▶ Instruction
Which lines contain the word "description"? Return each of them as written.

[Dataset records]

============

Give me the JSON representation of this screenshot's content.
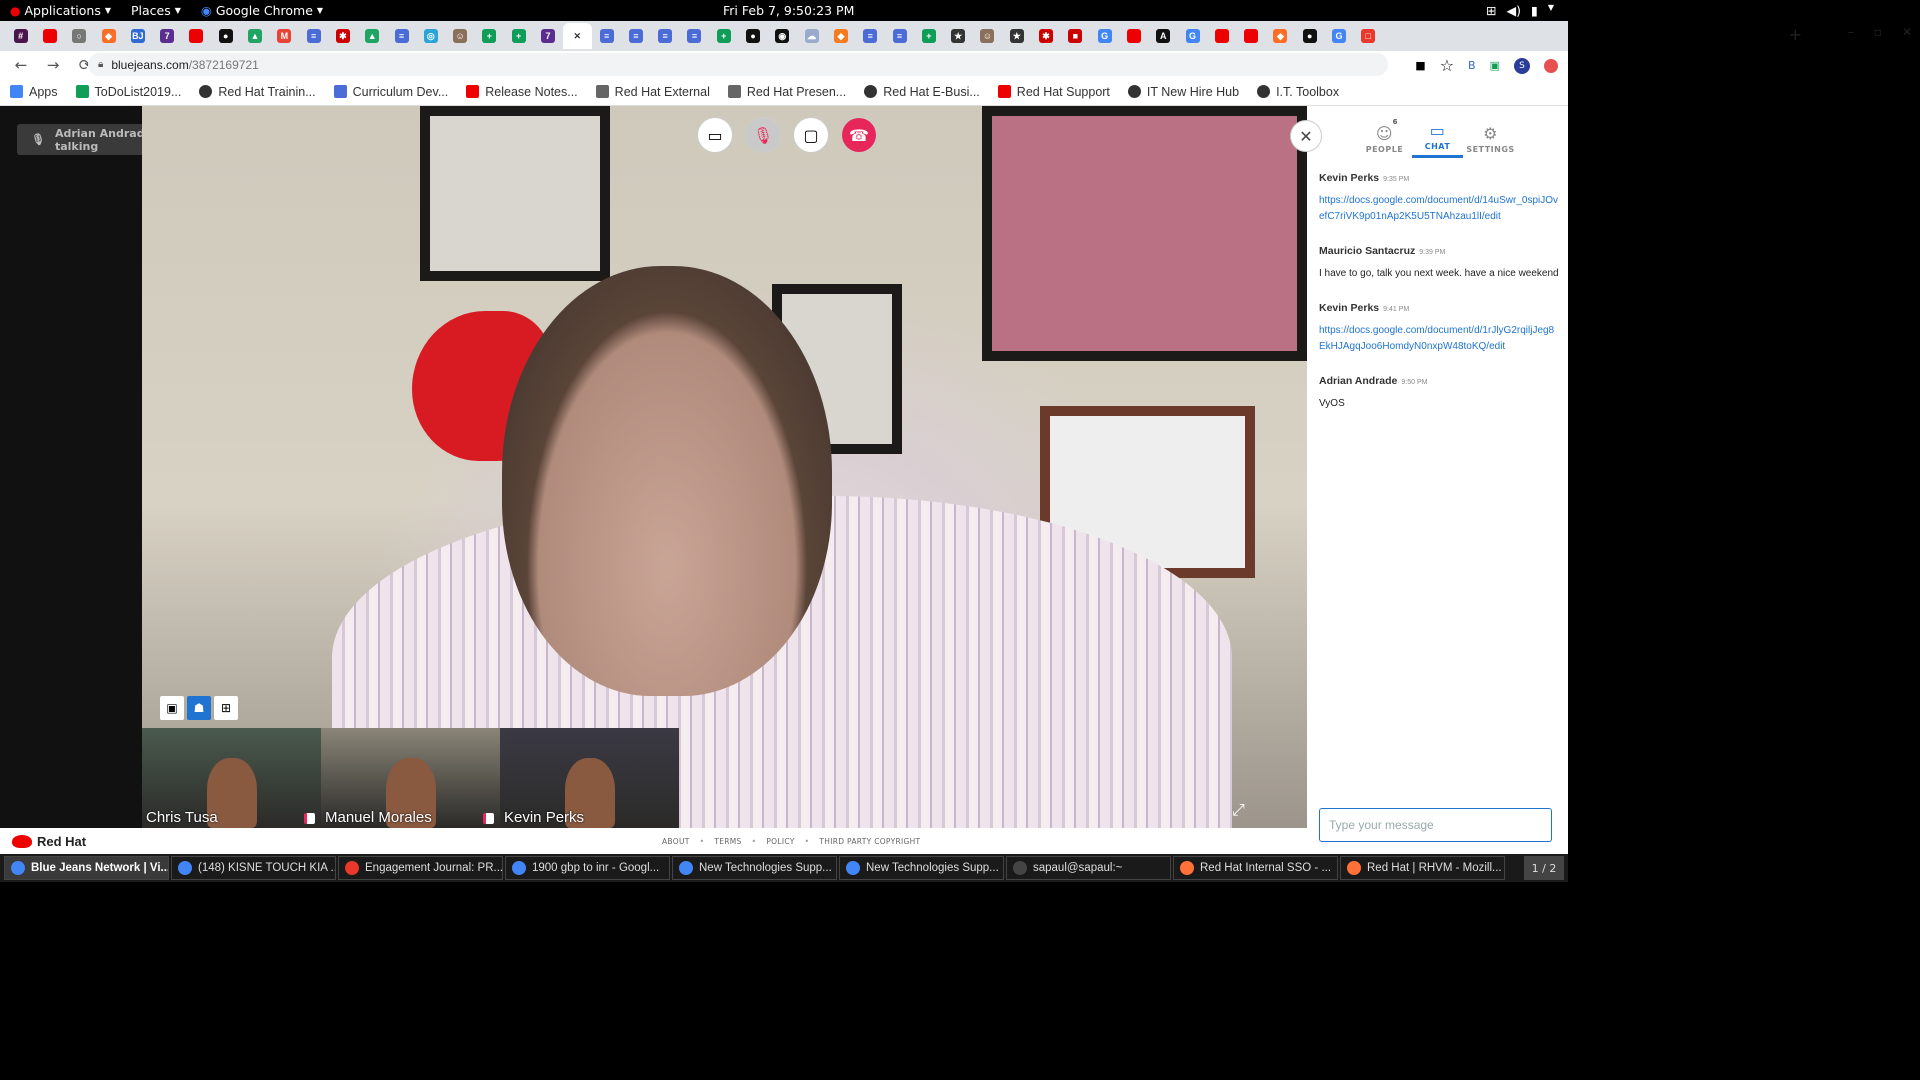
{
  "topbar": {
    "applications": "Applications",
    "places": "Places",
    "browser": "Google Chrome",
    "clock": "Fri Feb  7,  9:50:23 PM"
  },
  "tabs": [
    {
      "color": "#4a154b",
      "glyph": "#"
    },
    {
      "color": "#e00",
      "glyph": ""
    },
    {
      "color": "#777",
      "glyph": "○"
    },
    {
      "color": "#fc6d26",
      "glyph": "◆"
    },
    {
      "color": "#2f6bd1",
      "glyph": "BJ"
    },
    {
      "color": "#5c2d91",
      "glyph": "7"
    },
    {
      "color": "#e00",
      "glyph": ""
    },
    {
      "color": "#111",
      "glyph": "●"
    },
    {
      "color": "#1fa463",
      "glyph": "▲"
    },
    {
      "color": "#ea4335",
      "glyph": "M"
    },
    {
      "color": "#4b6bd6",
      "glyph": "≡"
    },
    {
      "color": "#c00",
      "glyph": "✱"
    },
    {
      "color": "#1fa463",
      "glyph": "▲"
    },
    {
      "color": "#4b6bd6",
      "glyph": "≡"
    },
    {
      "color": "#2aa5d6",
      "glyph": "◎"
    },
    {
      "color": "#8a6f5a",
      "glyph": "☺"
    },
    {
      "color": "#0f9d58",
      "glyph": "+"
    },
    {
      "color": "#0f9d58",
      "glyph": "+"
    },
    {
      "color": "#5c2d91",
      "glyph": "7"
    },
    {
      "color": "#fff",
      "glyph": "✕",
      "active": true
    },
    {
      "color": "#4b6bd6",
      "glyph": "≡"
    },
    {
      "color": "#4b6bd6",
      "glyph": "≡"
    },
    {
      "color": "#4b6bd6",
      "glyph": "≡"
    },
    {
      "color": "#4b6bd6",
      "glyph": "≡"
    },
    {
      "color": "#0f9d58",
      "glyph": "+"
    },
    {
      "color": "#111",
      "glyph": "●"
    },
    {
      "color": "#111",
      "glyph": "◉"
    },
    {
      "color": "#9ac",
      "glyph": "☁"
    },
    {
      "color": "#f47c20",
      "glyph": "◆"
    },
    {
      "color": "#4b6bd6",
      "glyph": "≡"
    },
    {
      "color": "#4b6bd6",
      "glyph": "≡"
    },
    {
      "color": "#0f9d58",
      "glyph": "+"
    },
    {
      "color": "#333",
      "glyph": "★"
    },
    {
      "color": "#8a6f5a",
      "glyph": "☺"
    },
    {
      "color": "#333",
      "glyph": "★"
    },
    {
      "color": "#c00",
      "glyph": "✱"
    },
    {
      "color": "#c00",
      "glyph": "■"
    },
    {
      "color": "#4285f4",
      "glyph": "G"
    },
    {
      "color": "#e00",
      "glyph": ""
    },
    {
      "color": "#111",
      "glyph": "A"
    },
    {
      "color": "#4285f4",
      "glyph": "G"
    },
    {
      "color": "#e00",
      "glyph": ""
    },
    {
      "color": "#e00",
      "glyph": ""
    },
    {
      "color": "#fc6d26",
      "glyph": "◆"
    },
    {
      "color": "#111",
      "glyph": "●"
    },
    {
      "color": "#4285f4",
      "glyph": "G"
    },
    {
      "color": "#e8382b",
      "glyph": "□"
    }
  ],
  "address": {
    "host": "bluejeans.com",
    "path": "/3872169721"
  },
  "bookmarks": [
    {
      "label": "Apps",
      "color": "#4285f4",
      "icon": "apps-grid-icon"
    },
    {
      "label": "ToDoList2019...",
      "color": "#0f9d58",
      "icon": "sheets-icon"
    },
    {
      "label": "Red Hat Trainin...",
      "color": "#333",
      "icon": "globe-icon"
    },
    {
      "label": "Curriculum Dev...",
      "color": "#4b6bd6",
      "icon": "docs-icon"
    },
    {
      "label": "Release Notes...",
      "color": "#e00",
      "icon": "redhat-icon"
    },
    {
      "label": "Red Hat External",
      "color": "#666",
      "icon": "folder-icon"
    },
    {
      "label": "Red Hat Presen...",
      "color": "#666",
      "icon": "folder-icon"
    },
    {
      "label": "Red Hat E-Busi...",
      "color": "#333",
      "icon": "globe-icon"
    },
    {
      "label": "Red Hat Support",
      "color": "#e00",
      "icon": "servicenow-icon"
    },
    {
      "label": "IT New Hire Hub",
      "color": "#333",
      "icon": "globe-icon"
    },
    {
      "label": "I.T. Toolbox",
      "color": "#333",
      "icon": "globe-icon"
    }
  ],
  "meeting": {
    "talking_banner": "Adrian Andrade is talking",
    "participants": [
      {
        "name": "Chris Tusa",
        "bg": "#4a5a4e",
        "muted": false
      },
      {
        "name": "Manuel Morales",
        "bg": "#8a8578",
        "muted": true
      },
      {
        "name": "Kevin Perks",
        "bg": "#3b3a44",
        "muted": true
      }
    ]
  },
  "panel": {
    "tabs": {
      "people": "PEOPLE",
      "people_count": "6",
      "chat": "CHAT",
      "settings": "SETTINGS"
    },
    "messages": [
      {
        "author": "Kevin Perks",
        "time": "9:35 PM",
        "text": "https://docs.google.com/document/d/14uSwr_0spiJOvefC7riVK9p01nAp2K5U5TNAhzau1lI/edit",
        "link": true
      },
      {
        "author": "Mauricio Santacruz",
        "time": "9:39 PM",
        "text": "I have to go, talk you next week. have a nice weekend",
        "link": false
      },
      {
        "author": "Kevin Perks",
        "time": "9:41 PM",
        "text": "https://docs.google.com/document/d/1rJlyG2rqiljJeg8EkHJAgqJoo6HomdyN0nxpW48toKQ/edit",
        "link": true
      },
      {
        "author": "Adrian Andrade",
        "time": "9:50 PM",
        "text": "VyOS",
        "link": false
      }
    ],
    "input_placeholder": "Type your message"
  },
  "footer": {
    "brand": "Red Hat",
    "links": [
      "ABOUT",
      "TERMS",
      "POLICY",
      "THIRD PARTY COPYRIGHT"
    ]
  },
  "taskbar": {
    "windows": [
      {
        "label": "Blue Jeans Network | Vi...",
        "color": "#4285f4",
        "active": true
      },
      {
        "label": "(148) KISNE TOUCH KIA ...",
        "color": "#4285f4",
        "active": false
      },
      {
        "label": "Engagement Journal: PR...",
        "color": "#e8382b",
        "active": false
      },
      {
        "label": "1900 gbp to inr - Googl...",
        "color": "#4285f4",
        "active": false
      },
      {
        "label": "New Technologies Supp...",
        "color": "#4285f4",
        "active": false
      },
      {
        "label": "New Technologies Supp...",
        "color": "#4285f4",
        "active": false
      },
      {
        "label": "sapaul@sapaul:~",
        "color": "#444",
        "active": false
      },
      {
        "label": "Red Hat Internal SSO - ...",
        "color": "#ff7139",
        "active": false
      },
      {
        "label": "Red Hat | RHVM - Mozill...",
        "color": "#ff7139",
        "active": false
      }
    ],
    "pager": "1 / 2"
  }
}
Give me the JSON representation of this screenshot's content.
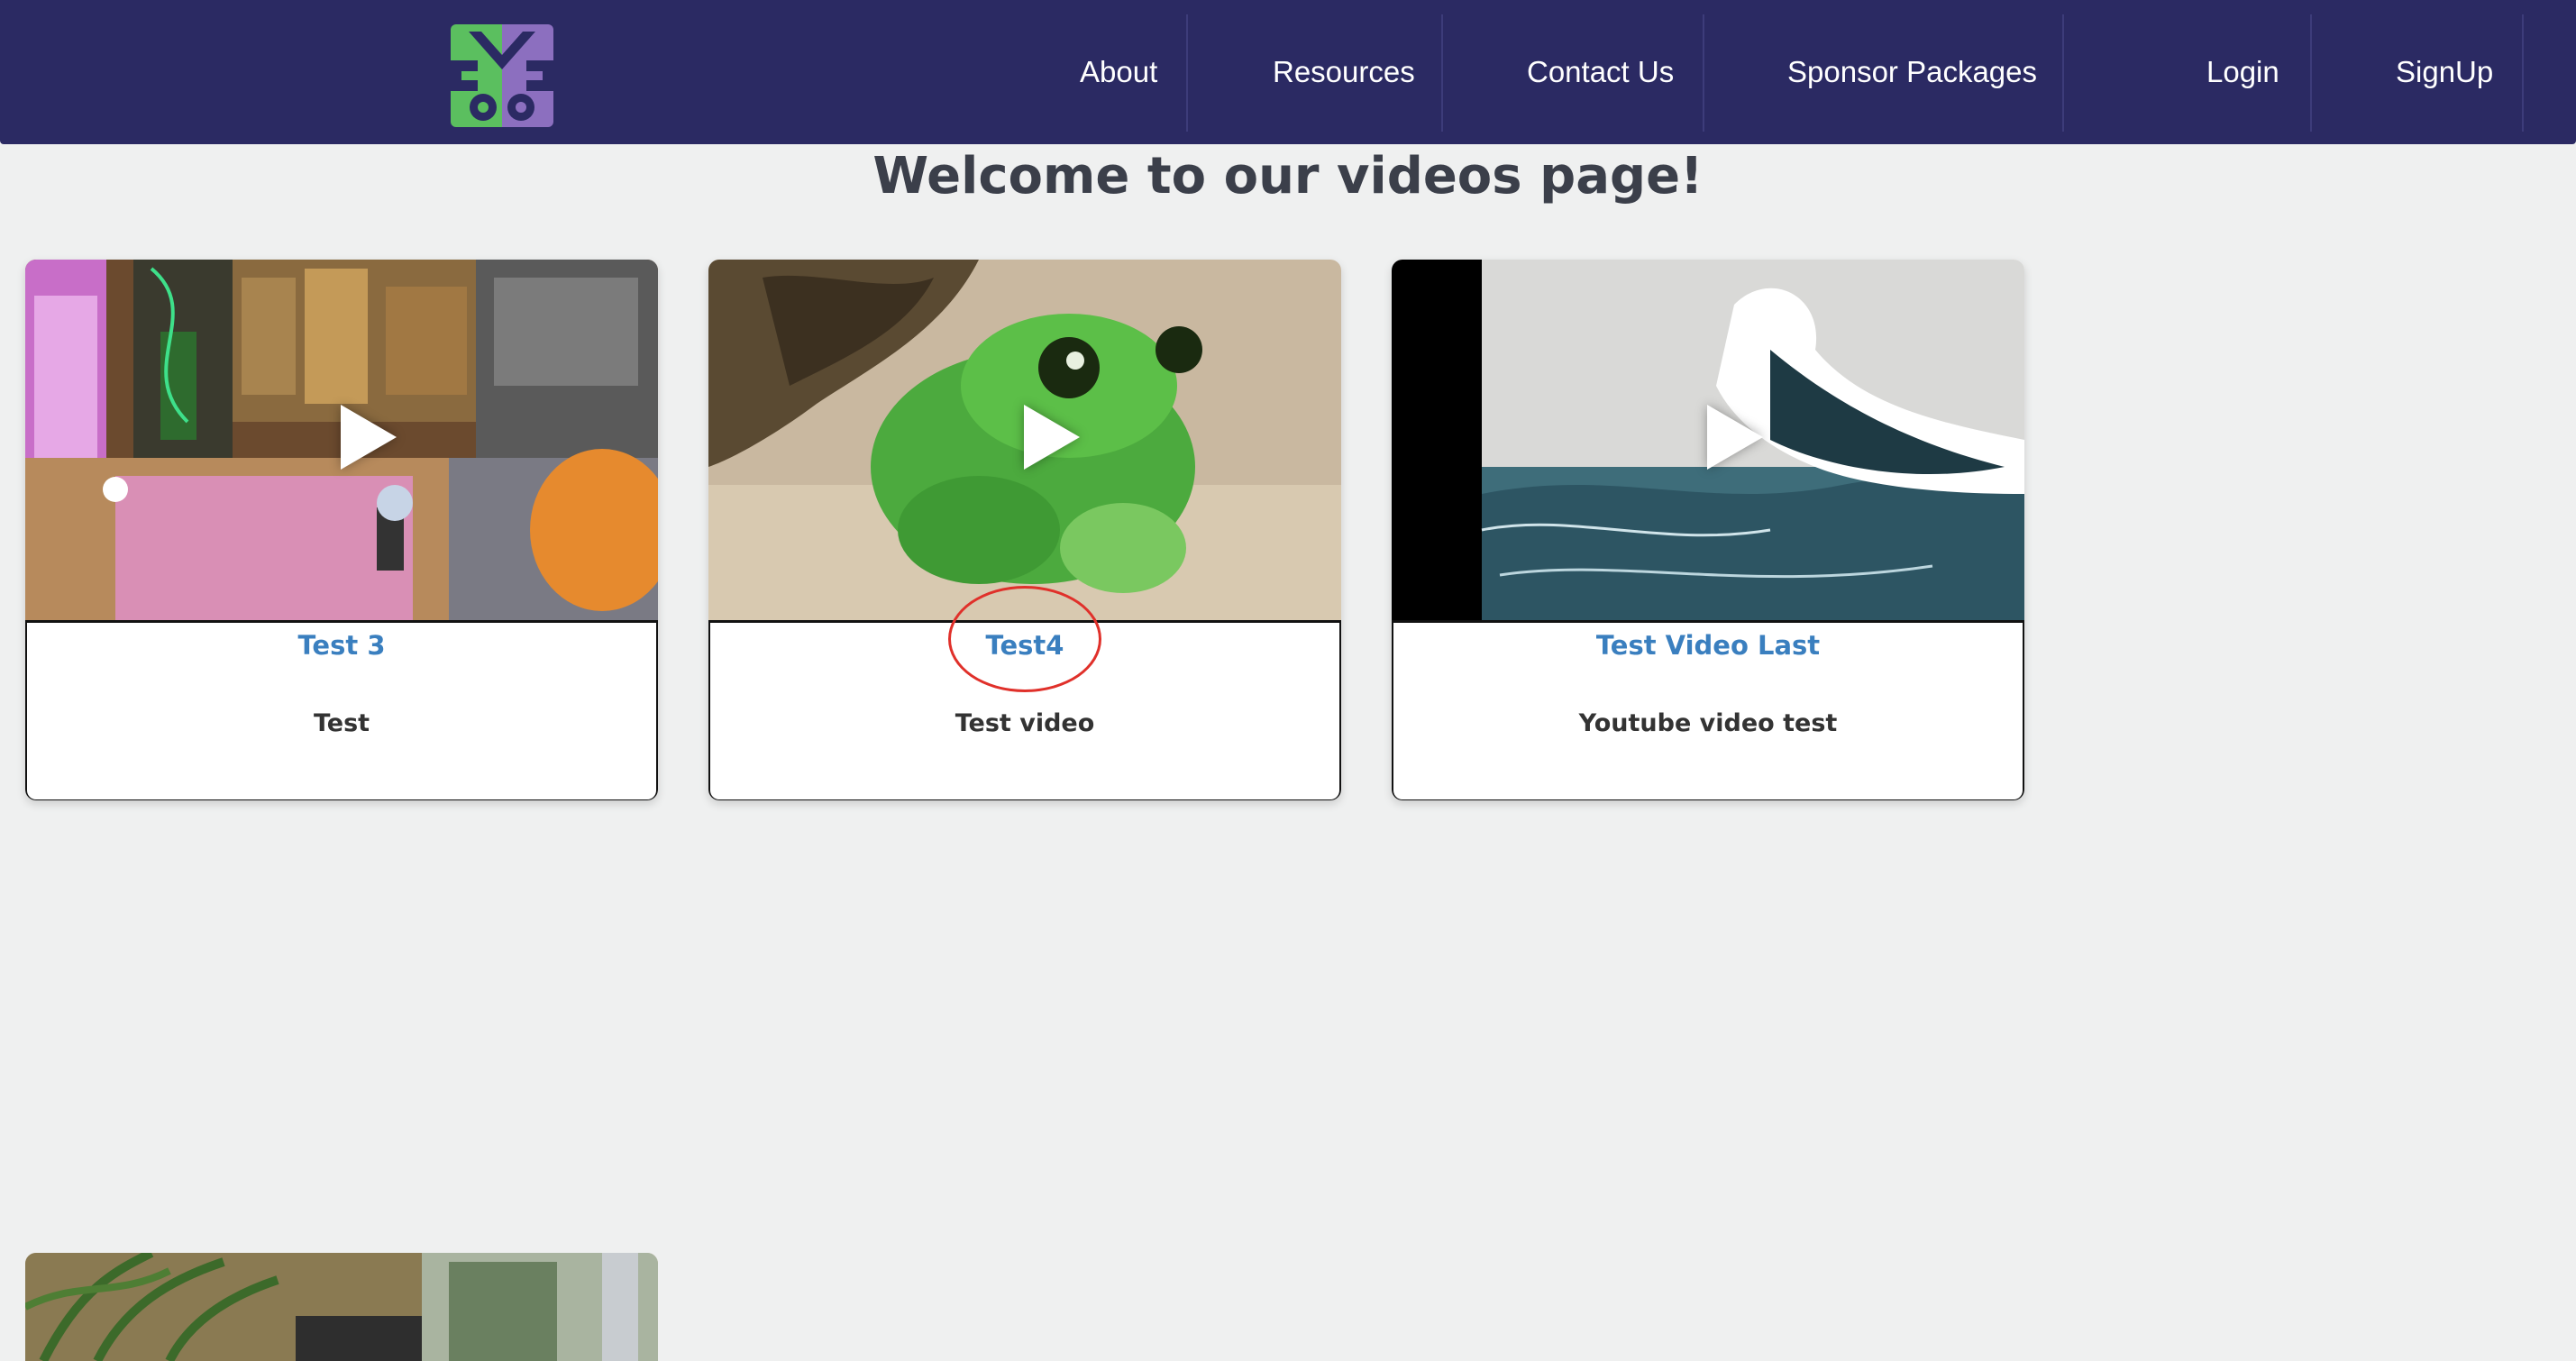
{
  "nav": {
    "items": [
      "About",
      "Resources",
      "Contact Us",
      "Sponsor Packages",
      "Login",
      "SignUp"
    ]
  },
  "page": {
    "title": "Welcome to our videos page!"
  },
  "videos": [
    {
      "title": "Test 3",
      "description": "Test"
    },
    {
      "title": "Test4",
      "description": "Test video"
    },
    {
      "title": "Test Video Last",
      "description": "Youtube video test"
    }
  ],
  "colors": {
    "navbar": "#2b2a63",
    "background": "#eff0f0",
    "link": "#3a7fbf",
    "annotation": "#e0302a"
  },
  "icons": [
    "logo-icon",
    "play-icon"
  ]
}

============

▶ Answer below
      "description": "Test"
      "description": "Test video"
      "description": "Youtube video test"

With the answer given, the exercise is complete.